Prompt –
Go through the listing and copy each line with the string "NRCS".

Given data –
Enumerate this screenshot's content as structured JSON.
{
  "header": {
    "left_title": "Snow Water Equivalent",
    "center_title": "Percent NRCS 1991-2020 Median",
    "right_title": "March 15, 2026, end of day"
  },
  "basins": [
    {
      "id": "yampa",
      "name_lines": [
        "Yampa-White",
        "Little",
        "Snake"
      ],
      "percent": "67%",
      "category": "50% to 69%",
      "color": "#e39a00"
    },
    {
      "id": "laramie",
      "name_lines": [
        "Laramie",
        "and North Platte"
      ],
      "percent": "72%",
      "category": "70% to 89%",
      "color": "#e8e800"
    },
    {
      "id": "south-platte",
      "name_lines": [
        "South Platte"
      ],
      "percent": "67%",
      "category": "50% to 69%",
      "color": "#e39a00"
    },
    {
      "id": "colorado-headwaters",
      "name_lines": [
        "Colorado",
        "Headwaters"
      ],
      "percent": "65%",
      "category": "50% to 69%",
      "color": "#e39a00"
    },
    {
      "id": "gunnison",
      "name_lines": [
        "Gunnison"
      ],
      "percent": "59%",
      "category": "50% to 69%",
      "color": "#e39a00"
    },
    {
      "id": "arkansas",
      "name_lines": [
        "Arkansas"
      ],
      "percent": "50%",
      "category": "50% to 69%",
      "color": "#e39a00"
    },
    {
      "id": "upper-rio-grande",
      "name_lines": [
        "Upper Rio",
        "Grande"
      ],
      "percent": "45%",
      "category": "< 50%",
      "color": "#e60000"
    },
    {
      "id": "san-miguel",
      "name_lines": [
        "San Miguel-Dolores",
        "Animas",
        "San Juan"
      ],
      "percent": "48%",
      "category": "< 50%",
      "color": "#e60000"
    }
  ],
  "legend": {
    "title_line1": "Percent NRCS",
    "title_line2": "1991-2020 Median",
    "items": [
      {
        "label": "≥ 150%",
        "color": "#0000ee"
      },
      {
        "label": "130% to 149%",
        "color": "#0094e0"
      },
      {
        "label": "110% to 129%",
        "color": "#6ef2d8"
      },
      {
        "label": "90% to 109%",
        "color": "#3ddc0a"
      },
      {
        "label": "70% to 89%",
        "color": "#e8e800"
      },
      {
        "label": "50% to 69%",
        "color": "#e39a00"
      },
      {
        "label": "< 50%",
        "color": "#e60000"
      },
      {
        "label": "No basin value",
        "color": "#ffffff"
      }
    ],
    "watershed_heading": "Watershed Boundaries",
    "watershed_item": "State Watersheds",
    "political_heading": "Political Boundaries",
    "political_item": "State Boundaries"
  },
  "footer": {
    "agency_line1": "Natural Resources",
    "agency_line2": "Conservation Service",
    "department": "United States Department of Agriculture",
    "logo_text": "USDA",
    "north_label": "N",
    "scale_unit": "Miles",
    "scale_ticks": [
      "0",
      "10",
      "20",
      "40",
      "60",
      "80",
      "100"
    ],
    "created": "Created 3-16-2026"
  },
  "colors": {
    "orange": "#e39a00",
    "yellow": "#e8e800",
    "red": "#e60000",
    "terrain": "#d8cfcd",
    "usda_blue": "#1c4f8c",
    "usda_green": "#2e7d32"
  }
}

Answer for this exercise –
    "center_title": "Percent NRCS 1991-2020 Median",
    "title_line1": "Percent NRCS",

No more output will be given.